Set problem =>
Among the entries below, find the lines with "天竺国按摩法" and copy them.

Given entries =>
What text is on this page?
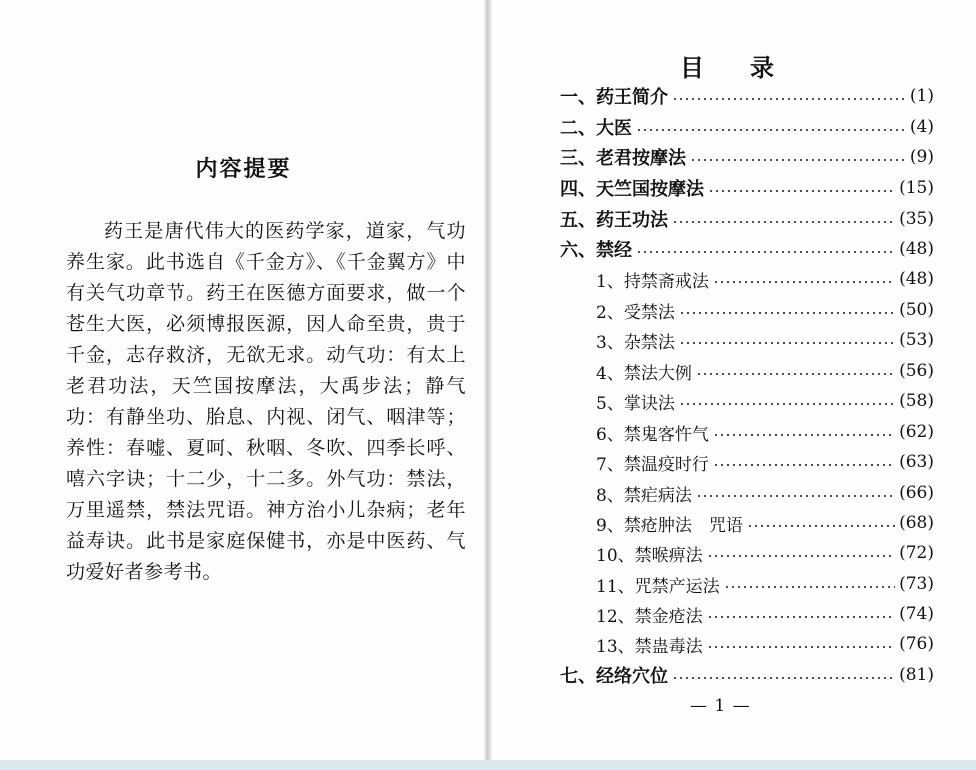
内容提要
药王是唐代伟大的医药学家，道家，气功养生家。此书选自《千金方》、《千金翼方》中有关气功章节。药王在医德方面要求，做一个苍生大医，必须博报医源，因人命至贵，贵于千金，志存救济，无欲无求。动气功：有太上老君功法，天竺国按摩法，大禹步法；静气功：有静坐功、胎息、内视、闭气、咽津等；养性：春嘘、夏呵、秋咽、冬吹、四季长呼、嘻六字诀；十二少，十二多。外气功：禁法，万里遥禁，禁法咒语。神方治小儿杂病；老年益寿诀。此书是家庭保健书，亦是中医药、气功爱好者参考书。
目 录
一、药王简介	(1)
二、大医	(4)
三、老君按摩法	(9)
四、天竺国按摩法	(15)
五、药王功法	(35)
六、禁经	(48)
1、持禁斋戒法	(48)
2、受禁法	(50)
3、杂禁法	(53)
4、禁法大例	(56)
5、掌诀法	(58)
6、禁鬼客忤气	(62)
7、禁温疫时行	(63)
8、禁疟病法	(66)
9、禁疮肿法　咒语	(68)
10、禁喉痹法	(72)
11、咒禁产运法	(73)
12、禁金疮法	(74)
13、禁蛊毒法	(76)
七、经络穴位	(81)
— 1 —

In response =>
药王是唐代伟大的医药学家，道家，气功养生家。此书选自《千金方》、《千金翼方》中有关气功章节。药王在医德方面要求，做一个苍生大医，必须博报医源，因人命至贵，贵于千金，志存救济，无欲无求。动气功：有太上老君功法，天竺国按摩法，大禹步法；静气功：有静坐功、胎息、内视、闭气、咽津等；养性：春嘘、夏呵、秋咽、冬吹、四季长呼、嘻六字诀；十二少，十二多。外气功：禁法，万里遥禁，禁法咒语。神方治小儿杂病；老年益寿诀。此书是家庭保健书，亦是中医药、气功爱好者参考书。
四、天竺国按摩法	(15)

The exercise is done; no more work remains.